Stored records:

=-=-=-=-=

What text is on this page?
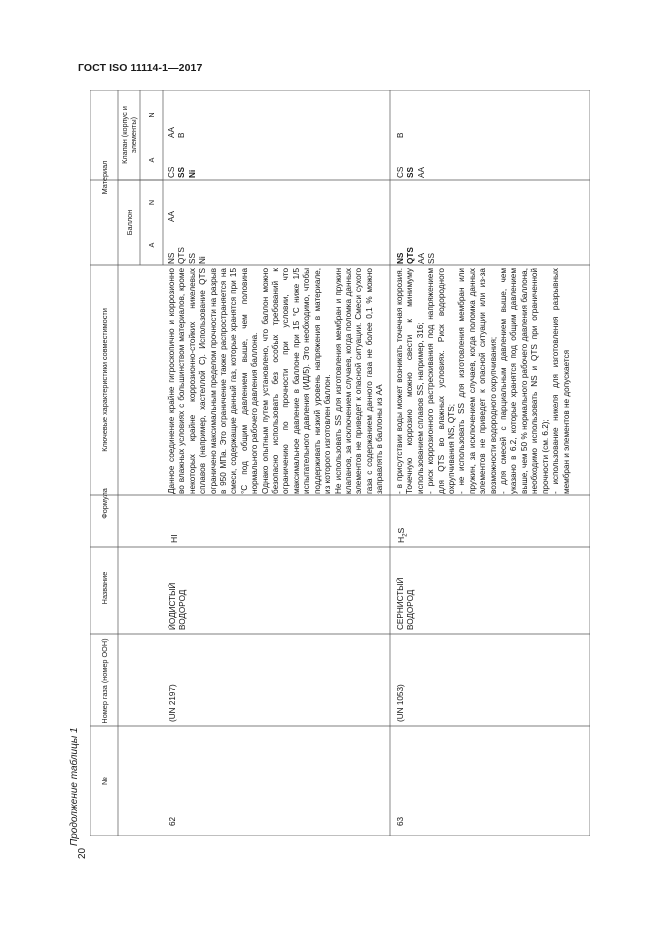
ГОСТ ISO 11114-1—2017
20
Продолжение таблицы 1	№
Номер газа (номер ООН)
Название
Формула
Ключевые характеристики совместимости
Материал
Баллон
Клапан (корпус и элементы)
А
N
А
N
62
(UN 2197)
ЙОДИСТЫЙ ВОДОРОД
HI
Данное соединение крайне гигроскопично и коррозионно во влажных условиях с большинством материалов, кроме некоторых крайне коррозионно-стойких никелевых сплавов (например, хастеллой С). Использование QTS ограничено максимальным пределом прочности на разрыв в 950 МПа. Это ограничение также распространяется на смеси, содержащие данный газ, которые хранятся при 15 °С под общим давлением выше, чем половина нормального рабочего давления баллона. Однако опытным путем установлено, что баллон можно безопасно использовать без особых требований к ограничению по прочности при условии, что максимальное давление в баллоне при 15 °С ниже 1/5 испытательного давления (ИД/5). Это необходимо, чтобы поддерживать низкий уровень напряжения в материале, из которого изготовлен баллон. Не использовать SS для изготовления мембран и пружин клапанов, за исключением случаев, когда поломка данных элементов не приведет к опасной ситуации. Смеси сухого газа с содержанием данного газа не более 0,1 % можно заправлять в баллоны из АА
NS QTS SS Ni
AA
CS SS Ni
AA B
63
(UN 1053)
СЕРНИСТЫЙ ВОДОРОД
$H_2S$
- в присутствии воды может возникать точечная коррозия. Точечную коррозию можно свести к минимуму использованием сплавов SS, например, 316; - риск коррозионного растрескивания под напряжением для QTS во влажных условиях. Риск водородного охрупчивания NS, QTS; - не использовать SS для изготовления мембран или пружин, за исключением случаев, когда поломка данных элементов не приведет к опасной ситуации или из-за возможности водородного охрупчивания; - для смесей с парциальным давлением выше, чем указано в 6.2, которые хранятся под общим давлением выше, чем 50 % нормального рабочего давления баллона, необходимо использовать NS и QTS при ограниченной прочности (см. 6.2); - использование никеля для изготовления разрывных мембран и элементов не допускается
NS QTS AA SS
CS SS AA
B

=-=-=-=-=

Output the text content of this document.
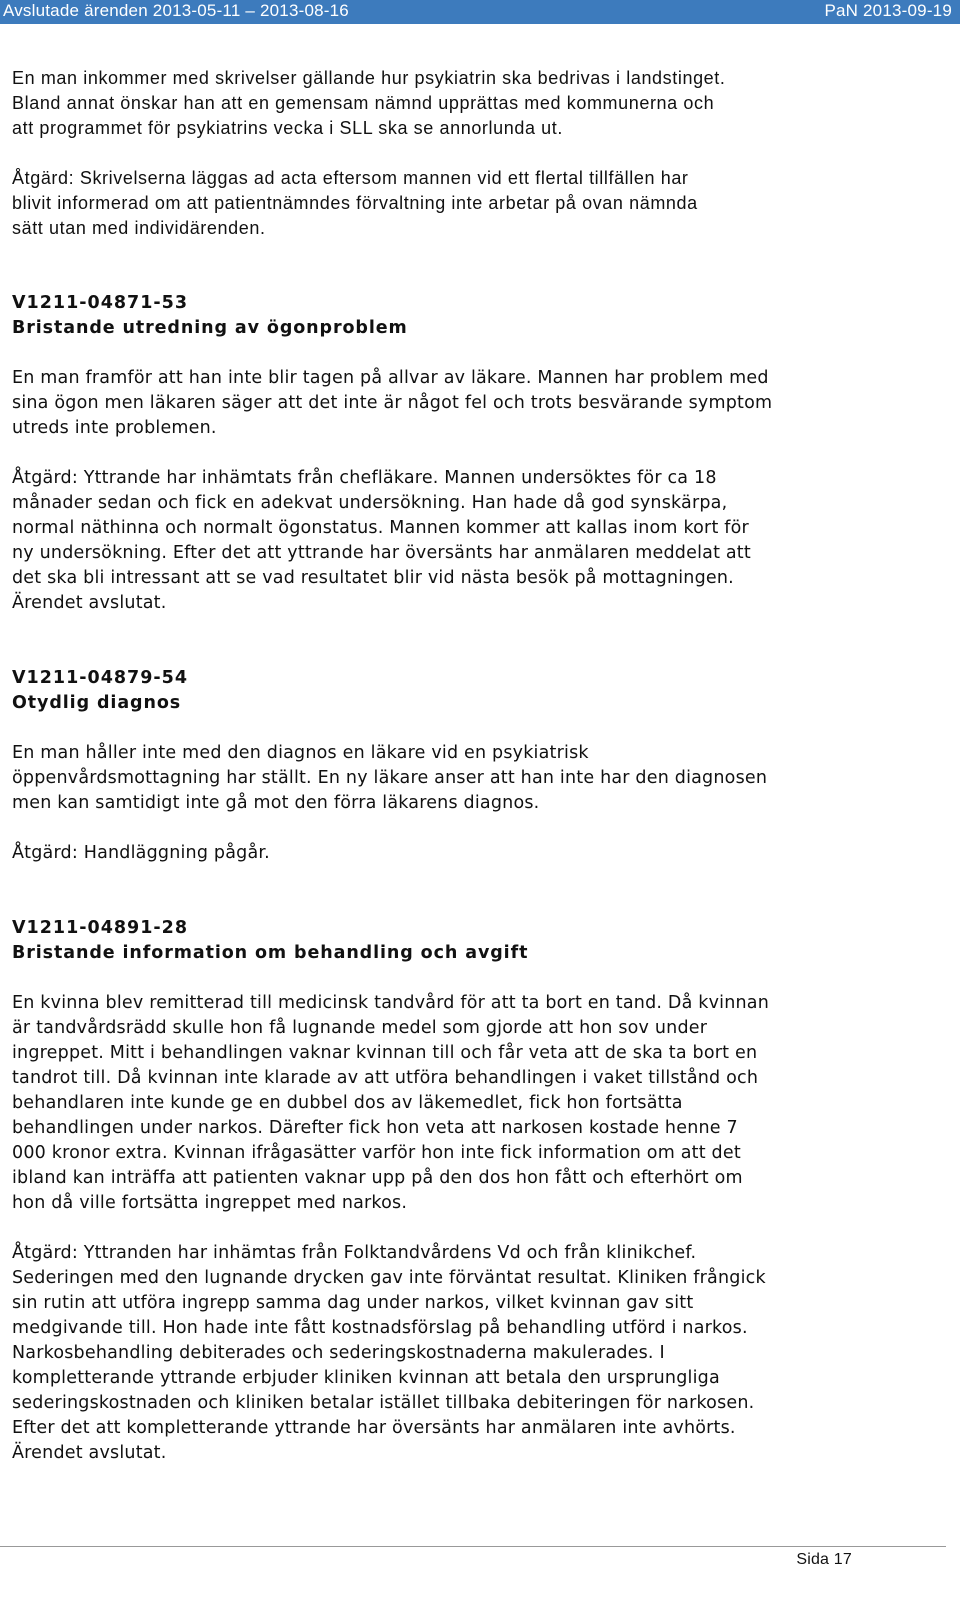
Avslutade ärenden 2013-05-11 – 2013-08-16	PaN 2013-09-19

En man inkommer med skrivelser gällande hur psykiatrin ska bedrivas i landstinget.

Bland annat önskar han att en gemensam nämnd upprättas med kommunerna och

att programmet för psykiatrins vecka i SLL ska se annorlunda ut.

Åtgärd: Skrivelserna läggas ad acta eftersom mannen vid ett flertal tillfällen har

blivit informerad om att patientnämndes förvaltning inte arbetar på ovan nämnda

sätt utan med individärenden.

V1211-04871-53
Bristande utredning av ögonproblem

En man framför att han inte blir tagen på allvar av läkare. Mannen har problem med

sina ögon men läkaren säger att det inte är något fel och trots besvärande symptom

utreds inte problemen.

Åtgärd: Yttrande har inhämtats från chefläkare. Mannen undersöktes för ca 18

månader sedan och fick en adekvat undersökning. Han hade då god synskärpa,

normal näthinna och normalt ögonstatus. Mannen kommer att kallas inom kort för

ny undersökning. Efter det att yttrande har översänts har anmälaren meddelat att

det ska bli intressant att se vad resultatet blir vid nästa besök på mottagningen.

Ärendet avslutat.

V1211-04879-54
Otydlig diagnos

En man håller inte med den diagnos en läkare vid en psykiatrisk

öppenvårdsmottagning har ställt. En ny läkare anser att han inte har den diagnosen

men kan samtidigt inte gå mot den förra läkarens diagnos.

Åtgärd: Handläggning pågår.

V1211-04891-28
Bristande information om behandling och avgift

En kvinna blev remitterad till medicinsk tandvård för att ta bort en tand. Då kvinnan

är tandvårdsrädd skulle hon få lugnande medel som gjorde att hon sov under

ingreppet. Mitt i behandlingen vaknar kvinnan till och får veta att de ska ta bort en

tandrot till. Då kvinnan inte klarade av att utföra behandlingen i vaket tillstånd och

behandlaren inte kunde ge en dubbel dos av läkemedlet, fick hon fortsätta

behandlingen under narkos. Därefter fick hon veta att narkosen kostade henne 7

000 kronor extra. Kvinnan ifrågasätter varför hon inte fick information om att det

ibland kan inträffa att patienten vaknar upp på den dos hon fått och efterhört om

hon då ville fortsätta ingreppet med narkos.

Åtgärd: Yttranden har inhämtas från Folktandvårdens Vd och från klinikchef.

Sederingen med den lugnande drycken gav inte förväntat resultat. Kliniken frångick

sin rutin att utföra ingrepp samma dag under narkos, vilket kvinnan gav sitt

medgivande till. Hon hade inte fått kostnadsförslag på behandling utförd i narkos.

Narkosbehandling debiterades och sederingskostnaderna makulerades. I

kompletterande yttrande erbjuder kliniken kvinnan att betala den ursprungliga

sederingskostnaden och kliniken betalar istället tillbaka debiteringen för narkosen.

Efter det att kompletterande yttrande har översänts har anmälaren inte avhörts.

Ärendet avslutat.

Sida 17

=-=-=-=-=

### [Written exercise]
Tell how many lines contain the word "undersökning", using only the number.

### [Response below]
2